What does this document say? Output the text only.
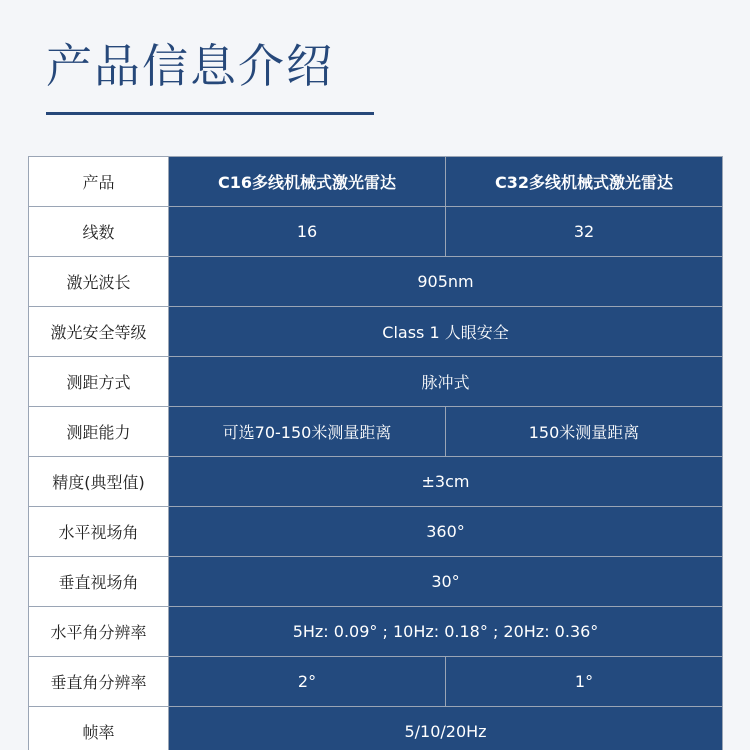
产品信息介绍
产品	C16多线机械式激光雷达	C32多线机械式激光雷达
线数	16	32
激光波长	905nm	
激光安全等级	Class 1 人眼安全	
测距方式	脉冲式	
测距能力	可选70-150米测量距离	150米测量距离
精度(典型值)	±3cm	
水平视场角	360°	
垂直视场角	30°	
水平角分辨率	5Hz: 0.09° ; 10Hz: 0.18° ; 20Hz: 0.36°	
垂直角分辨率	2°	1°
帧率	5/10/20Hz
☆ ☆ ☆ ☆
* _GIVEN EXERCISE_: Copy every line of the data exactly as written, excluding the pictures.

* _SOLUTION TO THIS PROBLEM_:
What does this document say? Output the text only.
产品信息介绍
产品	C16多线机械式激光雷达	C32多线机械式激光雷达
线数	16	32
激光波长	905nm	
激光安全等级	Class 1 人眼安全	
测距方式	脉冲式	
测距能力	可选70-150米测量距离	150米测量距离
精度(典型值)	±3cm	
水平视场角	360°	
垂直视场角	30°	
水平角分辨率	5Hz: 0.09° ; 10Hz: 0.18° ; 20Hz: 0.36°	
垂直角分辨率	2°	1°
帧率	5/10/20Hz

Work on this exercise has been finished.